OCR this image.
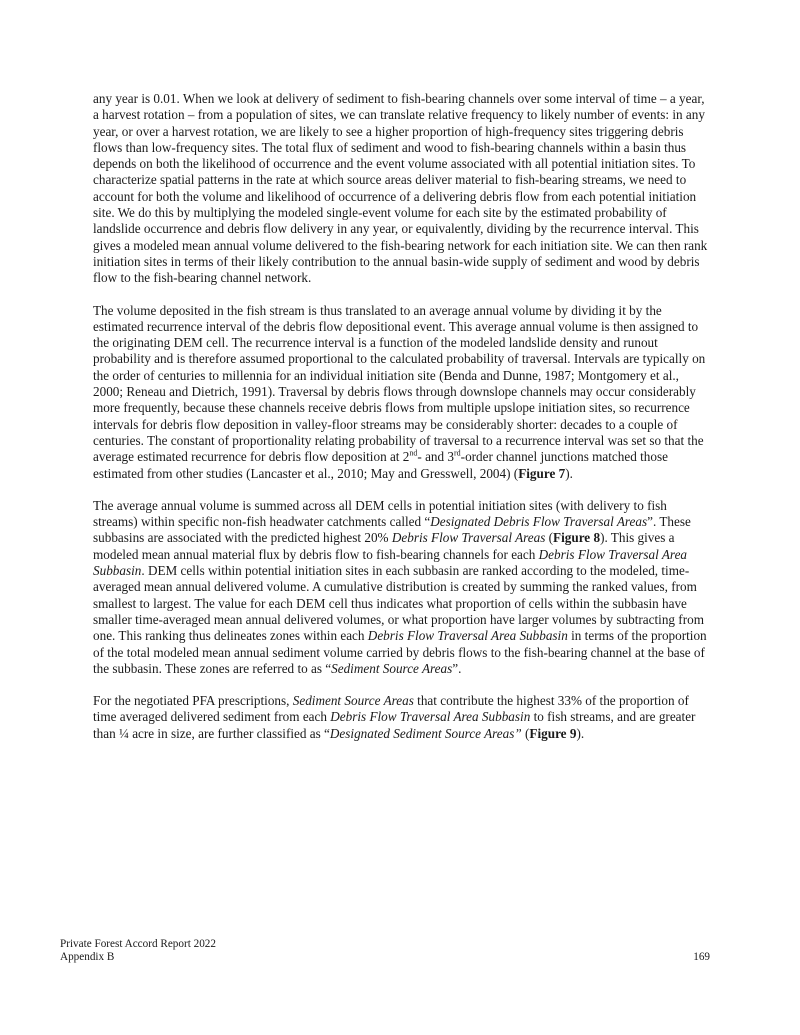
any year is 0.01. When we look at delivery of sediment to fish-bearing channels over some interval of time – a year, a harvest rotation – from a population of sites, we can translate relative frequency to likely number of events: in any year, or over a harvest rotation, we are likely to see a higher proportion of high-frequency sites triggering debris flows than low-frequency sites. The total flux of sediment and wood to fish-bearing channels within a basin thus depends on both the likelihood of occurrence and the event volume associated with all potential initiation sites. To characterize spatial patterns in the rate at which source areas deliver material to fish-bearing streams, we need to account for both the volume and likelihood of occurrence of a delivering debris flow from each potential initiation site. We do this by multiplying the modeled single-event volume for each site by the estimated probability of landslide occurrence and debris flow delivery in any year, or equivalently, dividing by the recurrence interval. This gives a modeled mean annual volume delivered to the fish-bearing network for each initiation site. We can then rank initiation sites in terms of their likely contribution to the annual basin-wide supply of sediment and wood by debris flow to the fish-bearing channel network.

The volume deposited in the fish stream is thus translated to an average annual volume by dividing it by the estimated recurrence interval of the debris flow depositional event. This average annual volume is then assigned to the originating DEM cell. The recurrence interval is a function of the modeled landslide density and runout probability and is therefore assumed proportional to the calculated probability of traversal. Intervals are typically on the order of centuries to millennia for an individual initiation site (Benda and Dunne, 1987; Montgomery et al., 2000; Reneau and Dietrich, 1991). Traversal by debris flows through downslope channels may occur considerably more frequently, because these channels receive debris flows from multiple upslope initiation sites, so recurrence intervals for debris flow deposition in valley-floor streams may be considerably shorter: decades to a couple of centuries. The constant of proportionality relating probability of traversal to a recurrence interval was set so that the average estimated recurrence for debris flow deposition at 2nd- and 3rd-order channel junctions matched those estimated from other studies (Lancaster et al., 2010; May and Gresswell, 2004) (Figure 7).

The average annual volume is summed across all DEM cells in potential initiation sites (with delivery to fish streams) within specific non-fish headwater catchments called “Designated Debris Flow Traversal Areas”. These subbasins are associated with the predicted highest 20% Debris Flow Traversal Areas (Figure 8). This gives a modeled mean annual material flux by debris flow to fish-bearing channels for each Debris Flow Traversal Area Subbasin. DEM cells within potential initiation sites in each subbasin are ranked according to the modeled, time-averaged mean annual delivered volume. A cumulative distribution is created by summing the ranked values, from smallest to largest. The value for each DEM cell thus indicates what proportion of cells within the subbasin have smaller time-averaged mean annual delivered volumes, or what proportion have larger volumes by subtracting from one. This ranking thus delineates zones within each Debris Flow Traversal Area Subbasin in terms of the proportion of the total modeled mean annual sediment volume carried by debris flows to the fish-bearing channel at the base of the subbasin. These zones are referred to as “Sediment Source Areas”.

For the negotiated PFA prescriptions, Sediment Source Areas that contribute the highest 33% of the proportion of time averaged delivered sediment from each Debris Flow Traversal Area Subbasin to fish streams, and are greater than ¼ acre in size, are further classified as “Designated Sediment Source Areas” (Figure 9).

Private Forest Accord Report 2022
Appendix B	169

--

Output the entries above exactly as given, but strip out the pictures.

### [OUTPUT FOR THIS TASK]
OCR this image.
any year is 0.01. When we look at delivery of sediment to fish-bearing channels over some interval of time – a year, a harvest rotation – from a population of sites, we can translate relative frequency to likely number of events: in any year, or over a harvest rotation, we are likely to see a higher proportion of high-frequency sites triggering debris flows than low-frequency sites. The total flux of sediment and wood to fish-bearing channels within a basin thus depends on both the likelihood of occurrence and the event volume associated with all potential initiation sites. To characterize spatial patterns in the rate at which source areas deliver material to fish-bearing streams, we need to account for both the volume and likelihood of occurrence of a delivering debris flow from each potential initiation site. We do this by multiplying the modeled single-event volume for each site by the estimated probability of landslide occurrence and debris flow delivery in any year, or equivalently, dividing by the recurrence interval. This gives a modeled mean annual volume delivered to the fish-bearing network for each initiation site. We can then rank initiation sites in terms of their likely contribution to the annual basin-wide supply of sediment and wood by debris flow to the fish-bearing channel network.

The volume deposited in the fish stream is thus translated to an average annual volume by dividing it by the estimated recurrence interval of the debris flow depositional event. This average annual volume is then assigned to the originating DEM cell. The recurrence interval is a function of the modeled landslide density and runout probability and is therefore assumed proportional to the calculated probability of traversal. Intervals are typically on the order of centuries to millennia for an individual initiation site (Benda and Dunne, 1987; Montgomery et al., 2000; Reneau and Dietrich, 1991). Traversal by debris flows through downslope channels may occur considerably more frequently, because these channels receive debris flows from multiple upslope initiation sites, so recurrence intervals for debris flow deposition in valley-floor streams may be considerably shorter: decades to a couple of centuries. The constant of proportionality relating probability of traversal to a recurrence interval was set so that the average estimated recurrence for debris flow deposition at 2nd- and 3rd-order channel junctions matched those estimated from other studies (Lancaster et al., 2010; May and Gresswell, 2004) (Figure 7).

The average annual volume is summed across all DEM cells in potential initiation sites (with delivery to fish streams) within specific non-fish headwater catchments called “Designated Debris Flow Traversal Areas”. These subbasins are associated with the predicted highest 20% Debris Flow Traversal Areas (Figure 8). This gives a modeled mean annual material flux by debris flow to fish-bearing channels for each Debris Flow Traversal Area Subbasin. DEM cells within potential initiation sites in each subbasin are ranked according to the modeled, time-averaged mean annual delivered volume. A cumulative distribution is created by summing the ranked values, from smallest to largest. The value for each DEM cell thus indicates what proportion of cells within the subbasin have smaller time-averaged mean annual delivered volumes, or what proportion have larger volumes by subtracting from one. This ranking thus delineates zones within each Debris Flow Traversal Area Subbasin in terms of the proportion of the total modeled mean annual sediment volume carried by debris flows to the fish-bearing channel at the base of the subbasin. These zones are referred to as “Sediment Source Areas”.

For the negotiated PFA prescriptions, Sediment Source Areas that contribute the highest 33% of the proportion of time averaged delivered sediment from each Debris Flow Traversal Area Subbasin to fish streams, and are greater than ¼ acre in size, are further classified as “Designated Sediment Source Areas” (Figure 9).

Private Forest Accord Report 2022
Appendix B	169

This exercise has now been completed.